--- BEGIN ---

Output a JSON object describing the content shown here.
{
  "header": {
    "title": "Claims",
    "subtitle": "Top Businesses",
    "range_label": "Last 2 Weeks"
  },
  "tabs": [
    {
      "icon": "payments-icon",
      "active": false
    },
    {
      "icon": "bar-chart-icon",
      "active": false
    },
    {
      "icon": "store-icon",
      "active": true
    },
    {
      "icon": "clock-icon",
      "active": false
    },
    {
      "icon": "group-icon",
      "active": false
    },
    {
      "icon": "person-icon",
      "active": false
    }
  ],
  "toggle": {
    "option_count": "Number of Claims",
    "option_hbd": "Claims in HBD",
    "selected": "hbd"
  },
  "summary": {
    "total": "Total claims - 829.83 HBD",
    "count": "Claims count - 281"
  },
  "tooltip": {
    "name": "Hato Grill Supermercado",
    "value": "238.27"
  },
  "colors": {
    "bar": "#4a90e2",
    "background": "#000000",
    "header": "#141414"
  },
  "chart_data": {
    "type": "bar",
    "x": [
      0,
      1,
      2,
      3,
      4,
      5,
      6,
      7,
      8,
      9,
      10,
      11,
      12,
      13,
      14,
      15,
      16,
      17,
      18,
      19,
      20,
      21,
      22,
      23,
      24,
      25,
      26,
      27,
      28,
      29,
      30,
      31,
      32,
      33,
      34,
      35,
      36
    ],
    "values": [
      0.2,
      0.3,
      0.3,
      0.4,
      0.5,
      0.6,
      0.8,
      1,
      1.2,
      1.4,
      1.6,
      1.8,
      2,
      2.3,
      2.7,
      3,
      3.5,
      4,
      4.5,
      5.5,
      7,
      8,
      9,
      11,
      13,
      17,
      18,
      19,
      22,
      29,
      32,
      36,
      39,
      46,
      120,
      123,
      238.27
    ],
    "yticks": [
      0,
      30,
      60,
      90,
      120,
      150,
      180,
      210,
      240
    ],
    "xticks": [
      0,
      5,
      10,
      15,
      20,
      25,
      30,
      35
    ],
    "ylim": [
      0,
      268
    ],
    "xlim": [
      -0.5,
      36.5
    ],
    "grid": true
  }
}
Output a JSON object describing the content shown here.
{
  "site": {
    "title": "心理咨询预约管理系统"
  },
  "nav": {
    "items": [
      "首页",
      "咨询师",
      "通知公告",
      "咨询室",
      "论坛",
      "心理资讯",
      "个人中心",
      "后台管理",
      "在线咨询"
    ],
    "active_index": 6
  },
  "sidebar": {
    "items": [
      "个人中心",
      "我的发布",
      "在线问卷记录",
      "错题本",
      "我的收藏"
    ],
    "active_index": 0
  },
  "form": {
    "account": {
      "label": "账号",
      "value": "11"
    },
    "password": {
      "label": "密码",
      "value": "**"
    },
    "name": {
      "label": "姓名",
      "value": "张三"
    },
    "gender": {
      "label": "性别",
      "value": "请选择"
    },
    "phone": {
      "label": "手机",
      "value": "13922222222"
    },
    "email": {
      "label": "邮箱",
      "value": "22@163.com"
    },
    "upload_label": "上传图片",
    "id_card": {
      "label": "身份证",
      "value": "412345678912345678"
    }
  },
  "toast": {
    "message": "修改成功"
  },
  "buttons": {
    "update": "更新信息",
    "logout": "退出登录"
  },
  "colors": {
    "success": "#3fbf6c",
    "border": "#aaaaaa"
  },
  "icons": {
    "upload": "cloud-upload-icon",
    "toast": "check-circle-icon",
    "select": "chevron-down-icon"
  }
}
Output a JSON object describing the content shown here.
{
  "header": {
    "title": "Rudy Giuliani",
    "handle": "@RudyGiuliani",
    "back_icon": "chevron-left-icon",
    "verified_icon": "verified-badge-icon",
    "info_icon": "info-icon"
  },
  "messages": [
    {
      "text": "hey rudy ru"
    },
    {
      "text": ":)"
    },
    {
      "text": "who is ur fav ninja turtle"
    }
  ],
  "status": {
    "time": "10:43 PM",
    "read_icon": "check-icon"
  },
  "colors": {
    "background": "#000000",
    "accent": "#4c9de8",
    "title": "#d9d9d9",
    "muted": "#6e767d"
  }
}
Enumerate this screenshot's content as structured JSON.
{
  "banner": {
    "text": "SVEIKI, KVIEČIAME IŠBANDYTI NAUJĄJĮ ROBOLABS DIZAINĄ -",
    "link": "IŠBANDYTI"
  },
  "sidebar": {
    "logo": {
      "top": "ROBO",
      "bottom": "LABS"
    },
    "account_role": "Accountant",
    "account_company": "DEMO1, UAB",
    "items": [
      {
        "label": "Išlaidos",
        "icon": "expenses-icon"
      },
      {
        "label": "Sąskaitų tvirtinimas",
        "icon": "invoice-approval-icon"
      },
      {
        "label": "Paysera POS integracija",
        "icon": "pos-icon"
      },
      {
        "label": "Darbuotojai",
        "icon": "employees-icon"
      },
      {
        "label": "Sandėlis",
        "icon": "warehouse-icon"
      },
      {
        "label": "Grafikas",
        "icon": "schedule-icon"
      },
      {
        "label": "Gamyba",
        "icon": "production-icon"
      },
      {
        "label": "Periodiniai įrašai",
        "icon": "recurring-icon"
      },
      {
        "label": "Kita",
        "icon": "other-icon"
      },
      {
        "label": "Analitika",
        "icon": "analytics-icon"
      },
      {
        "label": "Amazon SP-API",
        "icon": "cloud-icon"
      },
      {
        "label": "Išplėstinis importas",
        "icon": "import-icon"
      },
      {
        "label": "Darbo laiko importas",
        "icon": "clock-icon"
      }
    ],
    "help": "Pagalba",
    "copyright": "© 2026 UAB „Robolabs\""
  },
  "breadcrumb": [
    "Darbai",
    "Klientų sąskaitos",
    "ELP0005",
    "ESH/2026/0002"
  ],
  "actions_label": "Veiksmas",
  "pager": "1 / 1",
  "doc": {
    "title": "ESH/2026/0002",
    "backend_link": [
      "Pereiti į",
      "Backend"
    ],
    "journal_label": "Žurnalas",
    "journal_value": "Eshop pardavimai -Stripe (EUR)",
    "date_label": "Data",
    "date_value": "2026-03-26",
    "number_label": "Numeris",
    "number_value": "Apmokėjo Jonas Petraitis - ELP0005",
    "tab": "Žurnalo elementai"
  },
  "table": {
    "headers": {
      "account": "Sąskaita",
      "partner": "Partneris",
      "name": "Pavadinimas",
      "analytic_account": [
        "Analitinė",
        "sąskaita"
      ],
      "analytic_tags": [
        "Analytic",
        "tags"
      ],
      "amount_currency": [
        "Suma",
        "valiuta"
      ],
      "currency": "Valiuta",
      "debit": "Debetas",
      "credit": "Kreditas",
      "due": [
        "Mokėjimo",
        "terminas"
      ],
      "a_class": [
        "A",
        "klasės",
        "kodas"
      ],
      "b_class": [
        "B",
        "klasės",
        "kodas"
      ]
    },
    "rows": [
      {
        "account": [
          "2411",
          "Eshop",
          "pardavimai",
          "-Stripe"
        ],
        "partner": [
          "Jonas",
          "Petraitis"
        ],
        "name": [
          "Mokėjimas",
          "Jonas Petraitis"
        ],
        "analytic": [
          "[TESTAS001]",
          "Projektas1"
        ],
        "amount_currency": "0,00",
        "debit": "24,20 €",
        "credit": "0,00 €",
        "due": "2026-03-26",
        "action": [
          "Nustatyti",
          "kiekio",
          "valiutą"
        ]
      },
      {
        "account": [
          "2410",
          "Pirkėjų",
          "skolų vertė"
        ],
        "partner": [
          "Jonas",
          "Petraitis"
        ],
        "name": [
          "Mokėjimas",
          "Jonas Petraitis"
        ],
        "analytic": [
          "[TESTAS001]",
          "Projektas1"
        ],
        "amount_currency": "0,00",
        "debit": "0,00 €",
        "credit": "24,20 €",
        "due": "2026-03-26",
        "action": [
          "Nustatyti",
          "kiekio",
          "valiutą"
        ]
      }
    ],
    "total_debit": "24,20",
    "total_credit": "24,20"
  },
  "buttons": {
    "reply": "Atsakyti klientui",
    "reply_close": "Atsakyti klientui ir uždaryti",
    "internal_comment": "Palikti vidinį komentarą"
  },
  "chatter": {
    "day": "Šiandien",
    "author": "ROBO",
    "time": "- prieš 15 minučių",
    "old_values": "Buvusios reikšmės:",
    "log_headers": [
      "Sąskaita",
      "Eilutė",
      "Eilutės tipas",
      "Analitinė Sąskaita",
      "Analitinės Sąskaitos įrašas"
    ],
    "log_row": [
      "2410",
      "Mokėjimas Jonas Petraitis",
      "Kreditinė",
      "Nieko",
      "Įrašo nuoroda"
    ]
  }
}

--- END ---

TASK REQUIREMENTS =
Pull out all lines of the data with the string "pardavimai".

RESULT OF THIS TASK =
    "journal_value": "Eshop pardavimai -Stripe (EUR)",
          "pardavimai",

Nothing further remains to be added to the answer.